»»
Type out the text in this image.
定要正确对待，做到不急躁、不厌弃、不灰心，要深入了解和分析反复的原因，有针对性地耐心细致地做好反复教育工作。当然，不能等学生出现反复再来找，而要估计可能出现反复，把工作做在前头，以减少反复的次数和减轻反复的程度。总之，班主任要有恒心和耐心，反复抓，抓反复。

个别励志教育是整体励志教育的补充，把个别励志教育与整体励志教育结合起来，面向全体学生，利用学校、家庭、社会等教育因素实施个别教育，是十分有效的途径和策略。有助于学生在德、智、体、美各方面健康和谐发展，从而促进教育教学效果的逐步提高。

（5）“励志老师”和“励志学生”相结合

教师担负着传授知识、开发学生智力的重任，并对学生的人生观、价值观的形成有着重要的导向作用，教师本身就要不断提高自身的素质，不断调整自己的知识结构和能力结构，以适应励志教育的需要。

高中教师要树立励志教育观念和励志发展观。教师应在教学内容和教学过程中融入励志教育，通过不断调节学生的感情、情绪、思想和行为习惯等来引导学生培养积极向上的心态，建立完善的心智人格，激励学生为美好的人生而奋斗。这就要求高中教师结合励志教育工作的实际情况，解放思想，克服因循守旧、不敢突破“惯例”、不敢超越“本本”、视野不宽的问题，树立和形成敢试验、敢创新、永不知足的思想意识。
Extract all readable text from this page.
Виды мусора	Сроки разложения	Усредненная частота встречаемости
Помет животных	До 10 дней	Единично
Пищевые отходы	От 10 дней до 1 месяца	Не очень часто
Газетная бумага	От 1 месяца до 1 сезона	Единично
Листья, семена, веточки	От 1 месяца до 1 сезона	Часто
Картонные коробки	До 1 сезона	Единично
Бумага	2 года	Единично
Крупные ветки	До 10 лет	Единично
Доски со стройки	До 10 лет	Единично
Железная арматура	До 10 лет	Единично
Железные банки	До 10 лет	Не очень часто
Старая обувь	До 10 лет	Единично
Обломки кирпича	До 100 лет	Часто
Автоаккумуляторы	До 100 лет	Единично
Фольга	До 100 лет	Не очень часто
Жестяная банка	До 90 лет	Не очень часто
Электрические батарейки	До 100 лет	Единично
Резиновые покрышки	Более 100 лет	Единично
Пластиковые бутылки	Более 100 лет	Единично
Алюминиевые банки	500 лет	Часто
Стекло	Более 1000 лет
««
Written exercise:
Reproduce the records in full, exactly as written.

Response to this exercise:
Type out the text in this image.
定要正确对待，做到不急躁、不厌弃、不灰心，要深入了解和分析反复的原因，有针对性地耐心细致地做好反复教育工作。当然，不能等学生出现反复再来找，而要估计可能出现反复，把工作做在前头，以减少反复的次数和减轻反复的程度。总之，班主任要有恒心和耐心，反复抓，抓反复。

个别励志教育是整体励志教育的补充，把个别励志教育与整体励志教育结合起来，面向全体学生，利用学校、家庭、社会等教育因素实施个别教育，是十分有效的途径和策略。有助于学生在德、智、体、美各方面健康和谐发展，从而促进教育教学效果的逐步提高。

（5）“励志老师”和“励志学生”相结合

教师担负着传授知识、开发学生智力的重任，并对学生的人生观、价值观的形成有着重要的导向作用，教师本身就要不断提高自身的素质，不断调整自己的知识结构和能力结构，以适应励志教育的需要。

高中教师要树立励志教育观念和励志发展观。教师应在教学内容和教学过程中融入励志教育，通过不断调节学生的感情、情绪、思想和行为习惯等来引导学生培养积极向上的心态，建立完善的心智人格，激励学生为美好的人生而奋斗。这就要求高中教师结合励志教育工作的实际情况，解放思想，克服因循守旧、不敢突破“惯例”、不敢超越“本本”、视野不宽的问题，树立和形成敢试验、敢创新、永不知足的思想意识。
Extract all readable text from this page.
Виды мусора	Сроки разложения	Усредненная частота встречаемости
Помет животных	До 10 дней	Единично
Пищевые отходы	От 10 дней до 1 месяца	Не очень часто
Газетная бумага	От 1 месяца до 1 сезона	Единично
Листья, семена, веточки	От 1 месяца до 1 сезона	Часто
Картонные коробки	До 1 сезона	Единично
Бумага	2 года	Единично
Крупные ветки	До 10 лет	Единично
Доски со стройки	До 10 лет	Единично
Железная арматура	До 10 лет	Единично
Железные банки	До 10 лет	Не очень часто
Старая обувь	До 10 лет	Единично
Обломки кирпича	До 100 лет	Часто
Автоаккумуляторы	До 100 лет	Единично
Фольга	До 100 лет	Не очень часто
Жестяная банка	До 90 лет	Не очень часто
Электрические батарейки	До 100 лет	Единично
Резиновые покрышки	Более 100 лет	Единично
Пластиковые бутылки	Более 100 лет	Единично
Алюминиевые банки	500 лет	Часто
Стекло	Более 1000 лет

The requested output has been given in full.